Extract provided
········

There was plenty of natural light, the ceilings were high, the furniture was comfortable, the place was kept spotlessly clean.
The third and fourth floors —the main floors of the club— were decked out with rugs and serapes, houseplants, origami birds, mobiles, incandescent lamps, bookshelves, artwork, political signs, a couple of television sets, a large aquarium. There was plenty of natural light, the ceilings were high, the furniture was comfortable, the place was kept spotlessly clean.
The ground floor was devoted to offices —one for registering club members, one for registering voters and collecting signatures for the initiative. The second floor was where most of the staff worked. A small room adjoining the staircase was devoted to campaign materials and political literature for patrons to read and distribute. It also housed a heavy-duty photocopy machine.
Wholesome food was served on paper plates for $1 (there was no kitchen at the time and it all had to be prepared elsewhere and brought in). In the cooler, along with the bottled water and fruit juices and sodas, there was a large supply of liquid nutritional supplement for patrons who couldn’t hold down solid food. Bowls of oranges were strategically placed on every floor.
The bud bar
Samples of the buds for sale were displayed under glass cake covers on the counters, labeled as to type (“Mexican sinsemilla,” etc.) and priced by a star system (1 star = $5/per eighth of an ounce, up to 4 stars = $55). The typical sale was for an eighth, but budtenders —which is what the vendors were called— would sell up to an ounce if the buyer could document that he or she was leaving town or going into the hospital. Patrons seeking to buy larger quantities were directed to Dennis, who would sell a pound occasionally to buyers whose stated intention was to distribute it to sick people.
By the spring of ’96 Dennis had 16 bakers working as subcontractors. He would get the leaf from the growers and provide it to the bakers free. It was all he could do to keep up with the demand, selling between 300 and 500 baked goods a day -brownies, rice krispies, pudding, every baker had a different specialty. “This was something they did at home,” Dennis says. “They really enjoyed it and they got paid by the piece, $2 or $2.50. We’d sell them for $4 to $5. But you could get it for $3, or free, if you had no money.” The club also sold “merry pills” —capsules containing high-grade marijuana sauteed lightly in olive oil. The name is a pun on Marinol.
More than 90 people were employed, most of whom had AIDS. There were food servers, registration workers, carpenters and custodians, budtenders, bouncers and office workers, as well as people who helped deal with the dealers and growers. Employees got all the pot they wanted and people who needed cash got cash. Dennis says he kept no records, that he had always managed his business by a seat-of-the-pants method, and that he didn’t change as he did more volume.
To become a member of the cannabis buyers club you needed a letter of diagnosis from a doctor confirming your medical condition. No prescription or letter of recommendation was required, i.e., the doctor didn’t have to agree that cannabis should be part of the treatment plan. Membership was granted or refused by a registration worker on the club’s ground floor, based on a protocol developed by Dr. Mikuriya.

········

[Entries listed in a dataset]
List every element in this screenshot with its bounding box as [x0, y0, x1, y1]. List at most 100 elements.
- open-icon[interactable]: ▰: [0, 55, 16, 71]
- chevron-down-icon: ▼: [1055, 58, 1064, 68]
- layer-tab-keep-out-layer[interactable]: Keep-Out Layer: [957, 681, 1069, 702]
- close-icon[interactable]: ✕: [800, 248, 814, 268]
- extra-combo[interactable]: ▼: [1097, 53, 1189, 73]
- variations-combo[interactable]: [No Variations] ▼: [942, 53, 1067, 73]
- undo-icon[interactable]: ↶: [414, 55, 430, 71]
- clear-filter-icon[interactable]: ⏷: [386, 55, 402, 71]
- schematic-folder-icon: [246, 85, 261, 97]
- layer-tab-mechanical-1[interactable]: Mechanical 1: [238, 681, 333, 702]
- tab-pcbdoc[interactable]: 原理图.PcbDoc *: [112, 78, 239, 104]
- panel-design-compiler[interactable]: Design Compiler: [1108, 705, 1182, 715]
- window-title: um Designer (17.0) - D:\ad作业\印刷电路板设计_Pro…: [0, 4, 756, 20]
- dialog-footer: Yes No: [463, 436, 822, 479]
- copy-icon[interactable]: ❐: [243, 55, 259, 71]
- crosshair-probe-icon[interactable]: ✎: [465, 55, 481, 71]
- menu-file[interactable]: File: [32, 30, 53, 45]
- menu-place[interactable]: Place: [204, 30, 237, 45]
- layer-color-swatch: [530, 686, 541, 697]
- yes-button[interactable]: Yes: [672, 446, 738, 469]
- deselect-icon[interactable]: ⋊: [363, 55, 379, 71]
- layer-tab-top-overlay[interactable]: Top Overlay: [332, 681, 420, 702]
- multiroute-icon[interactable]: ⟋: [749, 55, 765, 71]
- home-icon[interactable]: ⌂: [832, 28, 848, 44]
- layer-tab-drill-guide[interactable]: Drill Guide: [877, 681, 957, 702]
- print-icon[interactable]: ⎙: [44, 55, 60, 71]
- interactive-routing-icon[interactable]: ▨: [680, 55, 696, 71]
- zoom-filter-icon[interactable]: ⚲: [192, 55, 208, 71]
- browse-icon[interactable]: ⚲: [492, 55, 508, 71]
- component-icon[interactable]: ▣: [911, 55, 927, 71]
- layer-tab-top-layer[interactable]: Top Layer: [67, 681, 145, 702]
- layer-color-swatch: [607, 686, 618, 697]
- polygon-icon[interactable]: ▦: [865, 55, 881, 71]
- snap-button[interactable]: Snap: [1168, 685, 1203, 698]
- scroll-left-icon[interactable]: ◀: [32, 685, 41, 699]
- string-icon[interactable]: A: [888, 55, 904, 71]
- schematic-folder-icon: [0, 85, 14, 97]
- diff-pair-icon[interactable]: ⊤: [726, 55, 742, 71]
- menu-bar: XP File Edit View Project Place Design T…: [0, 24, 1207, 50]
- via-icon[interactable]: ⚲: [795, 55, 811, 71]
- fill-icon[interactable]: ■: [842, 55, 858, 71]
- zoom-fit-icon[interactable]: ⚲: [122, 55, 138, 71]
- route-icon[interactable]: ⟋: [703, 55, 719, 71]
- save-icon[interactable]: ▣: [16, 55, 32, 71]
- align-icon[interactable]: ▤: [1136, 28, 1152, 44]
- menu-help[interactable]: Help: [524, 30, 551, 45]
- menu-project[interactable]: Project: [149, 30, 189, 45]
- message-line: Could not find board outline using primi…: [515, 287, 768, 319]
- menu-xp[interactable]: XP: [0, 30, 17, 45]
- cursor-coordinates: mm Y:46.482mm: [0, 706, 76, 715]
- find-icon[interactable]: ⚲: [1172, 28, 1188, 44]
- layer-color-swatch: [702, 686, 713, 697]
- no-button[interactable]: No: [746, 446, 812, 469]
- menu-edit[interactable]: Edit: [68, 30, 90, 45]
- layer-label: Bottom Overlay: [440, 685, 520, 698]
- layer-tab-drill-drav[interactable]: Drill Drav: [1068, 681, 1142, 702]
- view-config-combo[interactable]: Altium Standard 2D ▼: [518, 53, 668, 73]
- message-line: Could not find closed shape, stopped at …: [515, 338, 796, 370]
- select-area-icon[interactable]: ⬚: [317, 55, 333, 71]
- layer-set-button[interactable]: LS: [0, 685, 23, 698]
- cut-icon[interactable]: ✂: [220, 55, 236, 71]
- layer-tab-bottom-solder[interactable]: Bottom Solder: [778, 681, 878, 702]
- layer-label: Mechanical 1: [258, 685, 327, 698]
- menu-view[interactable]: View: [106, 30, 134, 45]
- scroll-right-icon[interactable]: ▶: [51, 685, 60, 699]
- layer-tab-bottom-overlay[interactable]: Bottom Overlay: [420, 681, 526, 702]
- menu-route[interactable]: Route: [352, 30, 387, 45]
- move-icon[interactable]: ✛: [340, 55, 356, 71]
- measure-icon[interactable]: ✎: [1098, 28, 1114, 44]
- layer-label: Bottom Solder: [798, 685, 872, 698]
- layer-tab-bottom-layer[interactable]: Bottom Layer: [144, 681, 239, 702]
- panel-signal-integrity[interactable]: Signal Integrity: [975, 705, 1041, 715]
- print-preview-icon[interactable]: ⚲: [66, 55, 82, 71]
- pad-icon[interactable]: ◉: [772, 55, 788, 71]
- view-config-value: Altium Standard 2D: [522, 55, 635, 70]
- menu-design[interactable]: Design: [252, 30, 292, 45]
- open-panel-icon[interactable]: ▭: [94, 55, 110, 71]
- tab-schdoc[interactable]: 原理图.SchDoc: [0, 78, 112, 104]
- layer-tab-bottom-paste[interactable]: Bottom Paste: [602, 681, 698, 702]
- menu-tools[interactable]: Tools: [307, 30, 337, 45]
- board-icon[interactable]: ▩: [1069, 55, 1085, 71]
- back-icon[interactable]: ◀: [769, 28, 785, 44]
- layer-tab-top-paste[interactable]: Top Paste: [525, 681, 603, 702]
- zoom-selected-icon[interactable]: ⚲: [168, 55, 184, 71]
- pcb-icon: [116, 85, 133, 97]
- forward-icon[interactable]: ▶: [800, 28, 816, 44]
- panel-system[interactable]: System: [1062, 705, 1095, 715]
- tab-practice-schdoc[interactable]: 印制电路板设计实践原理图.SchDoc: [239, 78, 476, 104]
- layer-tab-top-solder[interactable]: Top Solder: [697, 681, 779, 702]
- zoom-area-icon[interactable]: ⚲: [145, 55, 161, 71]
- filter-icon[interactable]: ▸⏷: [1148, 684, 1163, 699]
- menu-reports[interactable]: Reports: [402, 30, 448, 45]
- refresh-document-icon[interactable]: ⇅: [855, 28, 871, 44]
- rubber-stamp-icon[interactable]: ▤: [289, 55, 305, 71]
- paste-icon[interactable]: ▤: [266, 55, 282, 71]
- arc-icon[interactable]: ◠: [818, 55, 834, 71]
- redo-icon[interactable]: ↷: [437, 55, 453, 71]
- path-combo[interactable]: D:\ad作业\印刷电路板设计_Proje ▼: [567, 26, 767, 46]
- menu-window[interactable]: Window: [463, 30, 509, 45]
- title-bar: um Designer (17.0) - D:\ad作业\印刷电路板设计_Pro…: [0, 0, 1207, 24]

········

Exercise tasks
[1] Reproduce the part of the cannabis buyers club text that runs from "More than 90" down to "did more volume.".
[2] Using the cannabis buyers club text, decide whether each statement agrees with it, and support each yes or no with the deciding words quoted from the text. (a) The club prepared its food in a kitchen on the premises. (b) Most of the people the club employed had AIDS. (c) A member needed a doctor's prescription for cannabis.
The entries have no connection to the cannabis buyers club text.

Answer set
[1]
More than 90 people were employed, most of whom had AIDS. There were food servers, registration workers, carpenters and custodians, budtenders, bouncers and office workers, as well as people who helped deal with the dealers and growers. Employees got all the pot they wanted and people who needed cash got cash. Dennis says he kept no records, that he had always managed his business by a seat-of-the-pants method, and that he didn’t change as he did more volume.

[2]
(a) No: "there was no kitchen at the time and it all had to be prepared elsewhere and brought in"
(b) Yes: "More than 90 people were employed, most of whom had AIDS."
(c) No: "No prescription or letter of recommendation was required"